EXERCISE DETAILS – Give every line again exactly as it appears, please, but not the pictures.

ENTRIES SHOWN –

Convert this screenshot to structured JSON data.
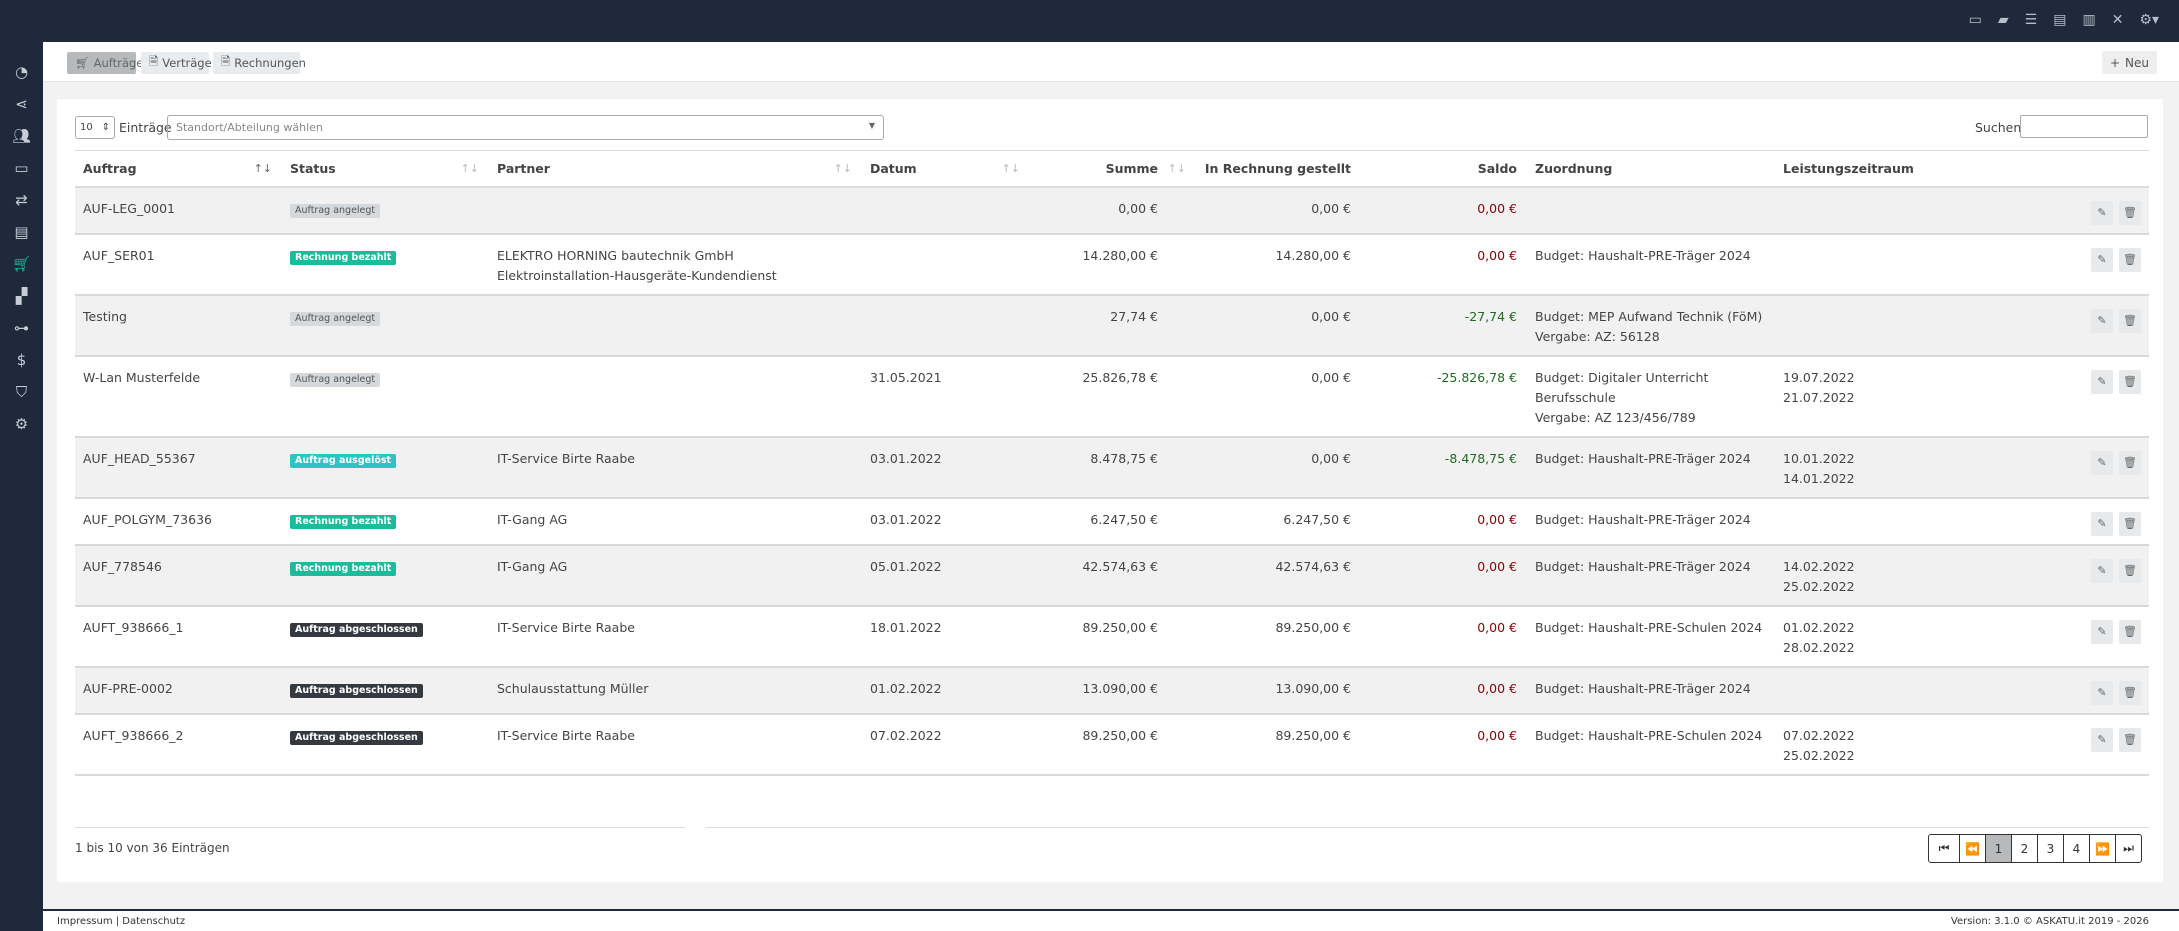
{
  "topbar": {
    "icons": [
      "calendar-icon",
      "briefcase-clock-icon",
      "checklist-icon",
      "clipboard-icon",
      "receipt-icon",
      "tools-icon",
      "gears-dropdown-icon"
    ]
  },
  "sidebar": {
    "items": [
      "dashboard",
      "share",
      "users",
      "monitor",
      "handshake",
      "receipt",
      "cart",
      "boxes",
      "network",
      "money-user",
      "shield",
      "gears"
    ],
    "active": "cart"
  },
  "tabs": [
    {
      "label": "Aufträge",
      "icon": "cart-icon"
    },
    {
      "label": "Verträge",
      "icon": "document-icon"
    },
    {
      "label": "Rechnungen",
      "icon": "document-icon"
    }
  ],
  "new_button": "Neu",
  "controls": {
    "length_value": "10",
    "length_label": "Einträge",
    "standort_placeholder": "Standort/Abteilung wählen",
    "search_label": "Suchen",
    "search_value": ""
  },
  "columns": [
    "Auftrag",
    "Status",
    "Partner",
    "Datum",
    "Summe",
    "In Rechnung gestellt",
    "Saldo",
    "Zuordnung",
    "Leistungszeitraum"
  ],
  "rows": [
    {
      "auftrag": "AUF-LEG_0001",
      "status": "Auftrag angelegt",
      "status_type": "grey",
      "partner": "",
      "datum": "",
      "summe": "0,00 €",
      "rechnung": "0,00 €",
      "saldo": "0,00 €",
      "saldo_type": "zero",
      "zuordnung": "",
      "vergabe": "",
      "von": "",
      "bis": ""
    },
    {
      "auftrag": "AUF_SER01",
      "status": "Rechnung bezahlt",
      "status_type": "green",
      "partner": "ELEKTRO HORNING bautechnik GmbH Elektroinstallation-Hausgeräte-Kundendienst",
      "datum": "",
      "summe": "14.280,00 €",
      "rechnung": "14.280,00 €",
      "saldo": "0,00 €",
      "saldo_type": "zero",
      "zuordnung": "Budget: Haushalt-PRE-Träger 2024",
      "vergabe": "",
      "von": "",
      "bis": ""
    },
    {
      "auftrag": "Testing",
      "status": "Auftrag angelegt",
      "status_type": "grey",
      "partner": "",
      "datum": "",
      "summe": "27,74 €",
      "rechnung": "0,00 €",
      "saldo": "-27,74 €",
      "saldo_type": "neg",
      "zuordnung": "Budget: MEP Aufwand Technik (FöM)",
      "vergabe": "Vergabe: AZ: 56128",
      "von": "",
      "bis": ""
    },
    {
      "auftrag": "W-Lan Musterfelde",
      "status": "Auftrag angelegt",
      "status_type": "grey",
      "partner": "",
      "datum": "31.05.2021",
      "summe": "25.826,78 €",
      "rechnung": "0,00 €",
      "saldo": "-25.826,78 €",
      "saldo_type": "neg",
      "zuordnung": "Budget: Digitaler Unterricht Berufsschule",
      "vergabe": "Vergabe: AZ 123/456/789",
      "von": "19.07.2022",
      "bis": "21.07.2022"
    },
    {
      "auftrag": "AUF_HEAD_55367",
      "status": "Auftrag ausgelöst",
      "status_type": "cyan",
      "partner": "IT-Service Birte Raabe",
      "datum": "03.01.2022",
      "summe": "8.478,75 €",
      "rechnung": "0,00 €",
      "saldo": "-8.478,75 €",
      "saldo_type": "neg",
      "zuordnung": "Budget: Haushalt-PRE-Träger 2024",
      "vergabe": "",
      "von": "10.01.2022",
      "bis": "14.01.2022"
    },
    {
      "auftrag": "AUF_POLGYM_73636",
      "status": "Rechnung bezahlt",
      "status_type": "green",
      "partner": "IT-Gang AG",
      "datum": "03.01.2022",
      "summe": "6.247,50 €",
      "rechnung": "6.247,50 €",
      "saldo": "0,00 €",
      "saldo_type": "zero",
      "zuordnung": "Budget: Haushalt-PRE-Träger 2024",
      "vergabe": "",
      "von": "",
      "bis": ""
    },
    {
      "auftrag": "AUF_778546",
      "status": "Rechnung bezahlt",
      "status_type": "green",
      "partner": "IT-Gang AG",
      "datum": "05.01.2022",
      "summe": "42.574,63 €",
      "rechnung": "42.574,63 €",
      "saldo": "0,00 €",
      "saldo_type": "zero",
      "zuordnung": "Budget: Haushalt-PRE-Träger 2024",
      "vergabe": "",
      "von": "14.02.2022",
      "bis": "25.02.2022"
    },
    {
      "auftrag": "AUFT_938666_1",
      "status": "Auftrag abgeschlossen",
      "status_type": "dark",
      "partner": "IT-Service Birte Raabe",
      "datum": "18.01.2022",
      "summe": "89.250,00 €",
      "rechnung": "89.250,00 €",
      "saldo": "0,00 €",
      "saldo_type": "zero",
      "zuordnung": "Budget: Haushalt-PRE-Schulen 2024",
      "vergabe": "",
      "von": "01.02.2022",
      "bis": "28.02.2022"
    },
    {
      "auftrag": "AUF-PRE-0002",
      "status": "Auftrag abgeschlossen",
      "status_type": "dark",
      "partner": "Schulausstattung Müller",
      "datum": "01.02.2022",
      "summe": "13.090,00 €",
      "rechnung": "13.090,00 €",
      "saldo": "0,00 €",
      "saldo_type": "zero",
      "zuordnung": "Budget: Haushalt-PRE-Träger 2024",
      "vergabe": "",
      "von": "",
      "bis": ""
    },
    {
      "auftrag": "AUFT_938666_2",
      "status": "Auftrag abgeschlossen",
      "status_type": "dark",
      "partner": "IT-Service Birte Raabe",
      "datum": "07.02.2022",
      "summe": "89.250,00 €",
      "rechnung": "89.250,00 €",
      "saldo": "0,00 €",
      "saldo_type": "zero",
      "zuordnung": "Budget: Haushalt-PRE-Schulen 2024",
      "vergabe": "",
      "von": "07.02.2022",
      "bis": "25.02.2022"
    }
  ],
  "info": "1 bis 10 von 36 Einträgen",
  "pagination": {
    "pages": [
      "1",
      "2",
      "3",
      "4"
    ],
    "current": "1"
  },
  "footer": {
    "left": "Impressum | Datenschutz",
    "right": "Version: 3.1.0   © ASKATU.it 2019 - 2026"
  },
  "colors": {
    "topbar": "#1e293b",
    "accent": "#1abc9c",
    "saldo_zero": "#8b0000",
    "saldo_negative": "#1f6b1f"
  }
}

CORRECT ANSWER –
Convert this screenshot to structured JSON data.
{
  "topbar": {
    "icons": [
      "calendar-icon",
      "briefcase-clock-icon",
      "checklist-icon",
      "clipboard-icon",
      "receipt-icon",
      "tools-icon",
      "gears-dropdown-icon"
    ]
  },
  "sidebar": {
    "items": [
      "dashboard",
      "share",
      "users",
      "monitor",
      "handshake",
      "receipt",
      "cart",
      "boxes",
      "network",
      "money-user",
      "shield",
      "gears"
    ],
    "active": "cart"
  },
  "tabs": [
    {
      "label": "Aufträge",
      "icon": "cart-icon"
    },
    {
      "label": "Verträge",
      "icon": "document-icon"
    },
    {
      "label": "Rechnungen",
      "icon": "document-icon"
    }
  ],
  "new_button": "Neu",
  "controls": {
    "length_value": "10",
    "length_label": "Einträge",
    "standort_placeholder": "Standort/Abteilung wählen",
    "search_label": "Suchen",
    "search_value": ""
  },
  "columns": [
    "Auftrag",
    "Status",
    "Partner",
    "Datum",
    "Summe",
    "In Rechnung gestellt",
    "Saldo",
    "Zuordnung",
    "Leistungszeitraum"
  ],
  "rows": [
    {
      "auftrag": "AUF-LEG_0001",
      "status": "Auftrag angelegt",
      "status_type": "grey",
      "partner": "",
      "datum": "",
      "summe": "0,00 €",
      "rechnung": "0,00 €",
      "saldo": "0,00 €",
      "saldo_type": "zero",
      "zuordnung": "",
      "vergabe": "",
      "von": "",
      "bis": ""
    },
    {
      "auftrag": "AUF_SER01",
      "status": "Rechnung bezahlt",
      "status_type": "green",
      "partner": "ELEKTRO HORNING bautechnik GmbH Elektroinstallation-Hausgeräte-Kundendienst",
      "datum": "",
      "summe": "14.280,00 €",
      "rechnung": "14.280,00 €",
      "saldo": "0,00 €",
      "saldo_type": "zero",
      "zuordnung": "Budget: Haushalt-PRE-Träger 2024",
      "vergabe": "",
      "von": "",
      "bis": ""
    },
    {
      "auftrag": "Testing",
      "status": "Auftrag angelegt",
      "status_type": "grey",
      "partner": "",
      "datum": "",
      "summe": "27,74 €",
      "rechnung": "0,00 €",
      "saldo": "-27,74 €",
      "saldo_type": "neg",
      "zuordnung": "Budget: MEP Aufwand Technik (FöM)",
      "vergabe": "Vergabe: AZ: 56128",
      "von": "",
      "bis": ""
    },
    {
      "auftrag": "W-Lan Musterfelde",
      "status": "Auftrag angelegt",
      "status_type": "grey",
      "partner": "",
      "datum": "31.05.2021",
      "summe": "25.826,78 €",
      "rechnung": "0,00 €",
      "saldo": "-25.826,78 €",
      "saldo_type": "neg",
      "zuordnung": "Budget: Digitaler Unterricht Berufsschule",
      "vergabe": "Vergabe: AZ 123/456/789",
      "von": "19.07.2022",
      "bis": "21.07.2022"
    },
    {
      "auftrag": "AUF_HEAD_55367",
      "status": "Auftrag ausgelöst",
      "status_type": "cyan",
      "partner": "IT-Service Birte Raabe",
      "datum": "03.01.2022",
      "summe": "8.478,75 €",
      "rechnung": "0,00 €",
      "saldo": "-8.478,75 €",
      "saldo_type": "neg",
      "zuordnung": "Budget: Haushalt-PRE-Träger 2024",
      "vergabe": "",
      "von": "10.01.2022",
      "bis": "14.01.2022"
    },
    {
      "auftrag": "AUF_POLGYM_73636",
      "status": "Rechnung bezahlt",
      "status_type": "green",
      "partner": "IT-Gang AG",
      "datum": "03.01.2022",
      "summe": "6.247,50 €",
      "rechnung": "6.247,50 €",
      "saldo": "0,00 €",
      "saldo_type": "zero",
      "zuordnung": "Budget: Haushalt-PRE-Träger 2024",
      "vergabe": "",
      "von": "",
      "bis": ""
    },
    {
      "auftrag": "AUF_778546",
      "status": "Rechnung bezahlt",
      "status_type": "green",
      "partner": "IT-Gang AG",
      "datum": "05.01.2022",
      "summe": "42.574,63 €",
      "rechnung": "42.574,63 €",
      "saldo": "0,00 €",
      "saldo_type": "zero",
      "zuordnung": "Budget: Haushalt-PRE-Träger 2024",
      "vergabe": "",
      "von": "14.02.2022",
      "bis": "25.02.2022"
    },
    {
      "auftrag": "AUFT_938666_1",
      "status": "Auftrag abgeschlossen",
      "status_type": "dark",
      "partner": "IT-Service Birte Raabe",
      "datum": "18.01.2022",
      "summe": "89.250,00 €",
      "rechnung": "89.250,00 €",
      "saldo": "0,00 €",
      "saldo_type": "zero",
      "zuordnung": "Budget: Haushalt-PRE-Schulen 2024",
      "vergabe": "",
      "von": "01.02.2022",
      "bis": "28.02.2022"
    },
    {
      "auftrag": "AUF-PRE-0002",
      "status": "Auftrag abgeschlossen",
      "status_type": "dark",
      "partner": "Schulausstattung Müller",
      "datum": "01.02.2022",
      "summe": "13.090,00 €",
      "rechnung": "13.090,00 €",
      "saldo": "0,00 €",
      "saldo_type": "zero",
      "zuordnung": "Budget: Haushalt-PRE-Träger 2024",
      "vergabe": "",
      "von": "",
      "bis": ""
    },
    {
      "auftrag": "AUFT_938666_2",
      "status": "Auftrag abgeschlossen",
      "status_type": "dark",
      "partner": "IT-Service Birte Raabe",
      "datum": "07.02.2022",
      "summe": "89.250,00 €",
      "rechnung": "89.250,00 €",
      "saldo": "0,00 €",
      "saldo_type": "zero",
      "zuordnung": "Budget: Haushalt-PRE-Schulen 2024",
      "vergabe": "",
      "von": "07.02.2022",
      "bis": "25.02.2022"
    }
  ],
  "info": "1 bis 10 von 36 Einträgen",
  "pagination": {
    "pages": [
      "1",
      "2",
      "3",
      "4"
    ],
    "current": "1"
  },
  "footer": {
    "left": "Impressum | Datenschutz",
    "right": "Version: 3.1.0   © ASKATU.it 2019 - 2026"
  },
  "colors": {
    "topbar": "#1e293b",
    "accent": "#1abc9c",
    "saldo_zero": "#8b0000",
    "saldo_negative": "#1f6b1f"
  }
}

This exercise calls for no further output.